▶ _Written problem 1_
Using the DSG oil change thread below, explain why the poster was surprised when about a liter of oil flowed out after the oil plug was removed.
▶ _Written problem 2_
In the DSG oil change thread below, rewrite the stretch from "BUT the dsg" through "flush out !!!!!", replacing "oil plug" with "drain plug".
▶ _Written problem 3_
Write what comes next in the thread on changing DSG transmission oil, continuing from its final post.

▶ _Text provided_
********************
# How to change DSG transmission oil



## Hadaak (Dec 25, 2008)

will need some spare DSG boxes for training before trying this 

http://www.mkv-gti.net/wiki/index.php?t ... ission_oil


----------



## Hadaak (Dec 25, 2008)




----------



## Hadaak (Dec 25, 2008)

So I'm at 120.000KM and will be doing this soon. Looks pretty simple now with all the vids on youtube.
I'm hesitating whether to get VW/Audi oil or another brand like castrol Transmax Dual.


----------



## Hadaak (Dec 25, 2008)

I think it will be PENTOSIN FFL-2


----------



## Hadaak (Dec 25, 2008)

this is the kit:

http://www.ebay.de/itm/DSG-Olwechse...iter-6L-Befullschlauch-OE-Filter/381524083208

Pentosin is apparently the OEM DSG oil maker.
The kit contains a tool to do the oil change from beneath the car instead of the oil filter method.


----------



## Hadaak (Dec 25, 2008)

So I ended up buying 5L of OEM oil and a filter from VW. 120€.
I did the oil changer yesterday. Took me about 2 hours to do:
Motor oil/filter change
Air filter change
Dsg oil/filter change.

BUT the dsg procedure found in all youtube videos and even the one in ELSA is not clear to me for the moment.
So I took out 4.5 of oil and put back 4.5. That's what I ended up doing.

What I did:
1. Remove the DSG oil filter.
2. Remove the oil plug 
And here is where I was surprised
3. Wait for about a 1 liter of oil to flush out !!!!!
If the box was filled with the right amount of oil only a few drops would have come out !!! Temperature of the box was about 30°
4. Remove the plastic snorkel 
5. The oils comes out > this is supposed to be the right amout of oil 
5. Put the plastic snorkel back and keep the drain plug unplugged

Now for the refill:
I used the filter refill method from above. I takes 8 minutes per 1L bottle but it is cleaner than the VAS tool method from underneath.
1. Put a funnel on the filter
2. Started refiling with 5 bottles of oil
3. At about 3.7 L oil started comming out under the car => through the level snorkel
And here I was surprised to see the box almost filled with only 3.7 liters !!!
I checked the dsg box in VCDS and it was about at 30° so no that hot.
********************
▶ _Records_
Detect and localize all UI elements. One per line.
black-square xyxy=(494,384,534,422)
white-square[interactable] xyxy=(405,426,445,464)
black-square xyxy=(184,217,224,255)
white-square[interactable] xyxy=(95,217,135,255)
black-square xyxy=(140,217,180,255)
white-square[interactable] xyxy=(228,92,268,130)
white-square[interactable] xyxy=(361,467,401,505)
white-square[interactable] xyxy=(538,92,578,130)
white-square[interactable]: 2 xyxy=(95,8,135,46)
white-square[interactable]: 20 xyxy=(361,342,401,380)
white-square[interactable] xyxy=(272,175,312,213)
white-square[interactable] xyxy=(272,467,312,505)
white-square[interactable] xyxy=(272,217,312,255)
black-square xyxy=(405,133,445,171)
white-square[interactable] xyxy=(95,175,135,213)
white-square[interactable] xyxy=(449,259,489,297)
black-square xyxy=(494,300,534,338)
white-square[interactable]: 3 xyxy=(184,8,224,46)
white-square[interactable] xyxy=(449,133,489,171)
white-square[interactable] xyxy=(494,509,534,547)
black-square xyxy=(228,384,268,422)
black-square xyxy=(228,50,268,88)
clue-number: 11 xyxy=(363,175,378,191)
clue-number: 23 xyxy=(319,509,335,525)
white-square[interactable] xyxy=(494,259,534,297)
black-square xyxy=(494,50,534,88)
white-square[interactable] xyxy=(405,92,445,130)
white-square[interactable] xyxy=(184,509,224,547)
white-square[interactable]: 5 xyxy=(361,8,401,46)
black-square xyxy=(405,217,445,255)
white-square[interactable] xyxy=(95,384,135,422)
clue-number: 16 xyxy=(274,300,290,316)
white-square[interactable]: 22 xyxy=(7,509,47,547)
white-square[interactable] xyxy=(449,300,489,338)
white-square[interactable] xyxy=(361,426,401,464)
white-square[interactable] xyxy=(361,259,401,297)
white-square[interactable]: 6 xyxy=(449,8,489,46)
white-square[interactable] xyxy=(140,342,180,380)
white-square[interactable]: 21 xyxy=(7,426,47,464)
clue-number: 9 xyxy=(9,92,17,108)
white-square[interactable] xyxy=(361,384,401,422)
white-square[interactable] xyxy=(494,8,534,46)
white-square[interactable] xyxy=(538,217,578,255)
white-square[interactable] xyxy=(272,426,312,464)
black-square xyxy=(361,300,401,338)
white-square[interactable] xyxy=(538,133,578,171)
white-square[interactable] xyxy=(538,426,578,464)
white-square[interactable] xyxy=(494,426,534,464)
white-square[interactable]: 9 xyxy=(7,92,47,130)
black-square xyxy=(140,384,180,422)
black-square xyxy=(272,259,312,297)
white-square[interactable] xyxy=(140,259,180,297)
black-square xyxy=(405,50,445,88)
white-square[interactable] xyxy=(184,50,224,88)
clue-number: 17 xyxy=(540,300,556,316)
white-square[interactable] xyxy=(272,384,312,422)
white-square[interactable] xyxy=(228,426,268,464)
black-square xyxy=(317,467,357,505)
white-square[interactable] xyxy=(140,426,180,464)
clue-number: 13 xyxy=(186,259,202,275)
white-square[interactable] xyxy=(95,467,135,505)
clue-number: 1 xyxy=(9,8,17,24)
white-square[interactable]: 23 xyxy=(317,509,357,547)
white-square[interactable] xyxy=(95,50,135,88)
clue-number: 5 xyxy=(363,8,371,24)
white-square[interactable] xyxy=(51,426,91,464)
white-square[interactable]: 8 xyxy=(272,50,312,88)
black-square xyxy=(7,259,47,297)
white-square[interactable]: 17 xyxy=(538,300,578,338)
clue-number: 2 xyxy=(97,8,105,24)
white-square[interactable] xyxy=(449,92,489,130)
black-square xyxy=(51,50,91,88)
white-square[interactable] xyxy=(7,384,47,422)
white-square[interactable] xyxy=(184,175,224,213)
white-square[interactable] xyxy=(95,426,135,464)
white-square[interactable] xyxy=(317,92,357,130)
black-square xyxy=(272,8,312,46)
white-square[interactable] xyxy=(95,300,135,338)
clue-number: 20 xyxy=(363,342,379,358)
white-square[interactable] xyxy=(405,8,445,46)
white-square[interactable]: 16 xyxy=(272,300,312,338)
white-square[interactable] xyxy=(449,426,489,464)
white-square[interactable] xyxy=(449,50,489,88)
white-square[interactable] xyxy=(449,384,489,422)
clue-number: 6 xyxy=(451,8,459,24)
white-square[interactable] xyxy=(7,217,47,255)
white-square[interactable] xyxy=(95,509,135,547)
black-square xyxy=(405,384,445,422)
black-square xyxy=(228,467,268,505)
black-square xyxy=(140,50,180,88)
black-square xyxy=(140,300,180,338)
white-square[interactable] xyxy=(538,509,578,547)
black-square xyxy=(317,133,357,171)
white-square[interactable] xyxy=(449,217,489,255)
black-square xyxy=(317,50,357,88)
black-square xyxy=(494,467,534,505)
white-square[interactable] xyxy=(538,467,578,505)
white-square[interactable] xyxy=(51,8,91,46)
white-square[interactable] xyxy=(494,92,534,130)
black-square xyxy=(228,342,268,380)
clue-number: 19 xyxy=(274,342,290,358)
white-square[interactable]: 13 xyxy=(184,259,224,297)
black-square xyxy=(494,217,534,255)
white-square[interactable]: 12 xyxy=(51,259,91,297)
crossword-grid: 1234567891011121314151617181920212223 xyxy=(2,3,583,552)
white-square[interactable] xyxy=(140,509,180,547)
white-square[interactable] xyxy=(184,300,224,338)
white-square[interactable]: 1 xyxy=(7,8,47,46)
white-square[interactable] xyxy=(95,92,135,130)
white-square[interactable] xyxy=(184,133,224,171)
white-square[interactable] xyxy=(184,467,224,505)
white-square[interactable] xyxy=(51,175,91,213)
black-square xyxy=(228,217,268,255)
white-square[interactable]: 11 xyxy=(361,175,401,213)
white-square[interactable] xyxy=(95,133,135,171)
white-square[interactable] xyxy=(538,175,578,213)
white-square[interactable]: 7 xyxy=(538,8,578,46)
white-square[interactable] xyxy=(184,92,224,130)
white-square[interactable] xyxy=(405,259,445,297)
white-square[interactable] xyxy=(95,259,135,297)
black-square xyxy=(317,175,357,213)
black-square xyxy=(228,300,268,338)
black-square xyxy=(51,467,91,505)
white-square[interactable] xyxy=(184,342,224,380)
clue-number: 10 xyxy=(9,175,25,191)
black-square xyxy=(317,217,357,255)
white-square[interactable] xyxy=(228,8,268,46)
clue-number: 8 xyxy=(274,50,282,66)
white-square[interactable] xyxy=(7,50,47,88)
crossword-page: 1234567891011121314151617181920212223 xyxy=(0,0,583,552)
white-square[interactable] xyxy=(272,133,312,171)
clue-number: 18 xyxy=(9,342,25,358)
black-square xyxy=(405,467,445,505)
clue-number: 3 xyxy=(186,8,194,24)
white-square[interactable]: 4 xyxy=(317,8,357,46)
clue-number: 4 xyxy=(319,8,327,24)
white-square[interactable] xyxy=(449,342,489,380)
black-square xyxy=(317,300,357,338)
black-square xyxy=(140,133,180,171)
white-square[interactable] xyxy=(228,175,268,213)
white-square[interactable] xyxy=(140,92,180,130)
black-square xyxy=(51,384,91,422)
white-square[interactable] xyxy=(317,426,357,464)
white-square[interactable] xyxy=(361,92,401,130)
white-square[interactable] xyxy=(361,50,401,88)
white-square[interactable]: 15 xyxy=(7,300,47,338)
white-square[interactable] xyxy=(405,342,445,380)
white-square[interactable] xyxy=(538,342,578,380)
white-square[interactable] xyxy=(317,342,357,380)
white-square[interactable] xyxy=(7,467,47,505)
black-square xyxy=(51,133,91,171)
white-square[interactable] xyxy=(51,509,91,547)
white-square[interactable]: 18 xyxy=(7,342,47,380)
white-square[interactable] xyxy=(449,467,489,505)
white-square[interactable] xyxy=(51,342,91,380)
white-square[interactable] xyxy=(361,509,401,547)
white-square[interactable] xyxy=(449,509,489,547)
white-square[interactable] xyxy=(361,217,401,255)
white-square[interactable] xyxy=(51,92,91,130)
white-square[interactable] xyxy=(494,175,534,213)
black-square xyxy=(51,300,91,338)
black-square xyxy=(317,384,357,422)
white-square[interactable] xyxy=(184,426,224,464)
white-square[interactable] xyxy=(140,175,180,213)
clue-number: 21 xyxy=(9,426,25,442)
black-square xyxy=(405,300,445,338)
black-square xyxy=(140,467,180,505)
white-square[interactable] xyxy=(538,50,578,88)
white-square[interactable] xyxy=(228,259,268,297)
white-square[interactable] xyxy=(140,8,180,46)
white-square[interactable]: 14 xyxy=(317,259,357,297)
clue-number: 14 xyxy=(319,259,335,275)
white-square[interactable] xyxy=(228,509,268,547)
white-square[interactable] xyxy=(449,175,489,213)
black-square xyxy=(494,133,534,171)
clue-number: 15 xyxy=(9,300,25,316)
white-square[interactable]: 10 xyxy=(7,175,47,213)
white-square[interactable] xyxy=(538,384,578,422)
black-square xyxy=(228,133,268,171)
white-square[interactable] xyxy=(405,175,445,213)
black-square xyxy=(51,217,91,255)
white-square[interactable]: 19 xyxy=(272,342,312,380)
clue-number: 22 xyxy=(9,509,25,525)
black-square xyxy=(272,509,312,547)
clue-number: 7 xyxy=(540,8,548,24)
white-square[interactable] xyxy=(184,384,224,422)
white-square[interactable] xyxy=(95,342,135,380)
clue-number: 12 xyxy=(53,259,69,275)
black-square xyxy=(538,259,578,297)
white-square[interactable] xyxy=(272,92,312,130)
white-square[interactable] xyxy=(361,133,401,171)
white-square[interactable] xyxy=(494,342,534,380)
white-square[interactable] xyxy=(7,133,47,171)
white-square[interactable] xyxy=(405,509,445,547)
********************
▶ _Answer 1_
The poster expected only a few drops to come out if the gearbox had held the right amount of oil. Instead, about a liter flowed out, which suggested the box had been filled with more oil than it should have.

▶ _Answer 2_
BUT the dsg procedure found in all youtube videos and even the one in ELSA is not clear to me for the moment.
So I took out 4.5 of oil and put back 4.5. That's what I ended up doing.

What I did:
1. Remove the DSG oil filter.
2. Remove the drain plug 
And here is where I was surprised
3. Wait for about a 1 liter of oil to flush out !!!!!

▶ _Answer 3_
I didn't want to take any risks. So since I took out about 4.5 L of oil I finished the operation like this:
4. Put the oil plug back and tigntened it.
5. Finished refilling with 4.5 L 
6. Did the VCDS check without doing the Drain/Level check step as I was afraid to loose fluid and I only had half a bottle left.

So my interrogations:

Why did I have so much oil coming out on removing the oil plug only?
Does this mean the dealer overfilled it when he did the 60.000 km service?
According to ELSA: 


> Regardless of the gear oil level itself, a certain amount of gear oil will always drain off when inspection plug -arrow 1- is opened.


But a certain amount does not mean 1 L !!
All th videos I saw on youtube show a lot of oil coming out on removing the drain plug !!!
Why Does elsa state 5.5 of oil where the snorkel started dripping at 3.7L? I understand they use the VAS tool but that's a waste of oil at 20€/L. I also understand the box takes 6.9 L when completely empty. But for a refill service, at least in my case, it does not take more than 3.7 or 4L max. 
Car is driving fine. I will probably go through the level check/drain procedure in the near future. 
I will warm up the box to 35-40 and open the drain plug, let the excess oil drain out untill it starts dripping and put the plug back again.

Feedback or technical infos are welcome


----------



## Hadaak (Dec 25, 2008)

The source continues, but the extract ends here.